The records that follow are to be transcribed in full, without their images.

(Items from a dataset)
»»

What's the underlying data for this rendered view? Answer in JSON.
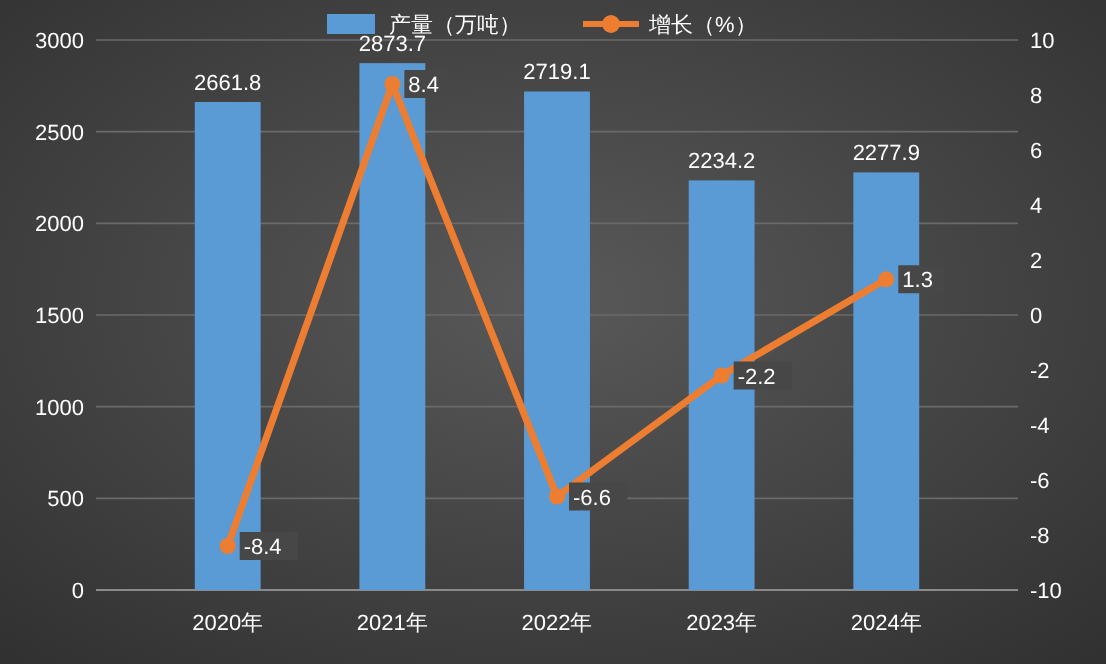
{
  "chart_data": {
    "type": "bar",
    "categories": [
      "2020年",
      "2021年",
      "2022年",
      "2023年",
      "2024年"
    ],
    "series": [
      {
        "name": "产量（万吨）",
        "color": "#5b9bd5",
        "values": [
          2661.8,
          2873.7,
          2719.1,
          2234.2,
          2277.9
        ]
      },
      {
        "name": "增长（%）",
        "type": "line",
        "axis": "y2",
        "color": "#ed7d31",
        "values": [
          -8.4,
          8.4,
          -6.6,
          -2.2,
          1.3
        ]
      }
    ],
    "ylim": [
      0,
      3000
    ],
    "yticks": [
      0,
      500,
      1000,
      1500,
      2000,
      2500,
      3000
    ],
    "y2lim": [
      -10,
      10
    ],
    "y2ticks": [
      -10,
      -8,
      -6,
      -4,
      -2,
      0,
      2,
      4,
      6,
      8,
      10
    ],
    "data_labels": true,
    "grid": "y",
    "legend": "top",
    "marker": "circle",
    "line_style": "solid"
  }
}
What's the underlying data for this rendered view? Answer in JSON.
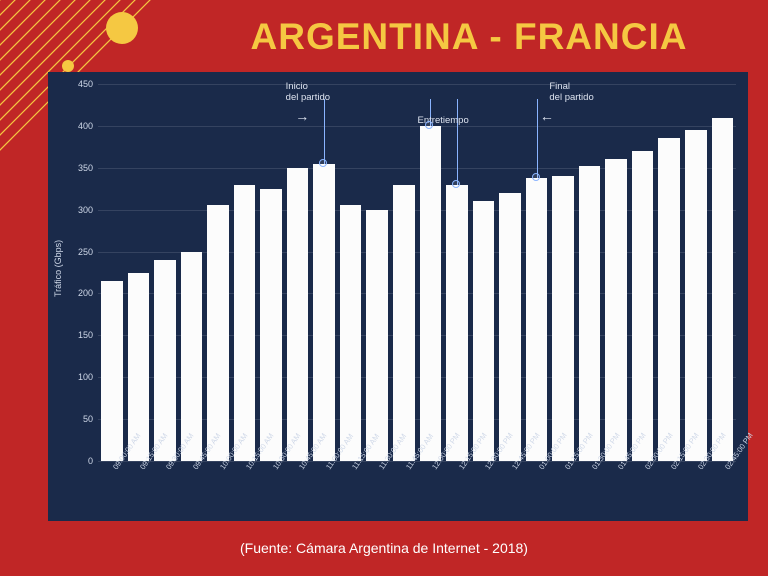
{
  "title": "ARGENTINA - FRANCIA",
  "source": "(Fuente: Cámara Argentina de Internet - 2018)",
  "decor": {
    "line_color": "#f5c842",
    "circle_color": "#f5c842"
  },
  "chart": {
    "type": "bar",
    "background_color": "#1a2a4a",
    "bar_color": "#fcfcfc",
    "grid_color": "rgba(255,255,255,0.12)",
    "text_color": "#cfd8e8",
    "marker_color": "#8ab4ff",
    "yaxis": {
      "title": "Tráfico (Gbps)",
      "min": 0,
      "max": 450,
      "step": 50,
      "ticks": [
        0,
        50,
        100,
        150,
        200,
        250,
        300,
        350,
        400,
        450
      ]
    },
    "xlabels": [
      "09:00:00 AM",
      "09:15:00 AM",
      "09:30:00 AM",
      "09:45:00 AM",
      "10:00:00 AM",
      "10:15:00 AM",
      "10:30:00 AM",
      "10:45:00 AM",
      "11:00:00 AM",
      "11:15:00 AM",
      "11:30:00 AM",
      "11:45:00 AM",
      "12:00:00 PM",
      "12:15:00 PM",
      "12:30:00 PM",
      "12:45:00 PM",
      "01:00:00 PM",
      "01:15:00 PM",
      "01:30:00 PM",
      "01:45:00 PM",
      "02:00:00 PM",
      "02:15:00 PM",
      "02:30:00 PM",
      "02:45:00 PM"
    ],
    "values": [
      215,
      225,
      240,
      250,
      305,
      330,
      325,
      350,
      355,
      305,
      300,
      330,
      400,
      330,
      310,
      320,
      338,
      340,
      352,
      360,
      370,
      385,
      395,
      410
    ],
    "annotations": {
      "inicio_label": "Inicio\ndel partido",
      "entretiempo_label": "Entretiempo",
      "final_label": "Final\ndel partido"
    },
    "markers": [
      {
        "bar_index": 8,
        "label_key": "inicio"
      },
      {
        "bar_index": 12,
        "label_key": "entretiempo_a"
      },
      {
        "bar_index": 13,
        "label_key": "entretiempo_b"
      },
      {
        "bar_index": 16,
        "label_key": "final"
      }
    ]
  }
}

««

### ANSWER IN FULL
What's the underlying data for this rendered view? Answer in JSON.
{
  "chart_data": {
    "type": "bar",
    "categories": [
      "2020年",
      "2021年",
      "2022年",
      "2023年",
      "2024年"
    ],
    "series": [
      {
        "name": "产量（万吨）",
        "color": "#5b9bd5",
        "values": [
          2661.8,
          2873.7,
          2719.1,
          2234.2,
          2277.9
        ]
      },
      {
        "name": "增长（%）",
        "type": "line",
        "axis": "y2",
        "color": "#ed7d31",
        "values": [
          -8.4,
          8.4,
          -6.6,
          -2.2,
          1.3
        ]
      }
    ],
    "ylim": [
      0,
      3000
    ],
    "yticks": [
      0,
      500,
      1000,
      1500,
      2000,
      2500,
      3000
    ],
    "y2lim": [
      -10,
      10
    ],
    "y2ticks": [
      -10,
      -8,
      -6,
      -4,
      -2,
      0,
      2,
      4,
      6,
      8,
      10
    ],
    "data_labels": true,
    "grid": "y",
    "legend": "top",
    "marker": "circle",
    "line_style": "solid"
  }
}
What's the underlying data for this rendered view? Answer in JSON.
{
  "title": "ARGENTINA - FRANCIA",
  "source": "(Fuente: Cámara Argentina de Internet - 2018)",
  "decor": {
    "line_color": "#f5c842",
    "circle_color": "#f5c842"
  },
  "chart": {
    "type": "bar",
    "background_color": "#1a2a4a",
    "bar_color": "#fcfcfc",
    "grid_color": "rgba(255,255,255,0.12)",
    "text_color": "#cfd8e8",
    "marker_color": "#8ab4ff",
    "yaxis": {
      "title": "Tráfico (Gbps)",
      "min": 0,
      "max": 450,
      "step": 50,
      "ticks": [
        0,
        50,
        100,
        150,
        200,
        250,
        300,
        350,
        400,
        450
      ]
    },
    "xlabels": [
      "09:00:00 AM",
      "09:15:00 AM",
      "09:30:00 AM",
      "09:45:00 AM",
      "10:00:00 AM",
      "10:15:00 AM",
      "10:30:00 AM",
      "10:45:00 AM",
      "11:00:00 AM",
      "11:15:00 AM",
      "11:30:00 AM",
      "11:45:00 AM",
      "12:00:00 PM",
      "12:15:00 PM",
      "12:30:00 PM",
      "12:45:00 PM",
      "01:00:00 PM",
      "01:15:00 PM",
      "01:30:00 PM",
      "01:45:00 PM",
      "02:00:00 PM",
      "02:15:00 PM",
      "02:30:00 PM",
      "02:45:00 PM"
    ],
    "values": [
      215,
      225,
      240,
      250,
      305,
      330,
      325,
      350,
      355,
      305,
      300,
      330,
      400,
      330,
      310,
      320,
      338,
      340,
      352,
      360,
      370,
      385,
      395,
      410
    ],
    "annotations": {
      "inicio_label": "Inicio\ndel partido",
      "entretiempo_label": "Entretiempo",
      "final_label": "Final\ndel partido"
    },
    "markers": [
      {
        "bar_index": 8,
        "label_key": "inicio"
      },
      {
        "bar_index": 12,
        "label_key": "entretiempo_a"
      },
      {
        "bar_index": 13,
        "label_key": "entretiempo_b"
      },
      {
        "bar_index": 16,
        "label_key": "final"
      }
    ]
  }
}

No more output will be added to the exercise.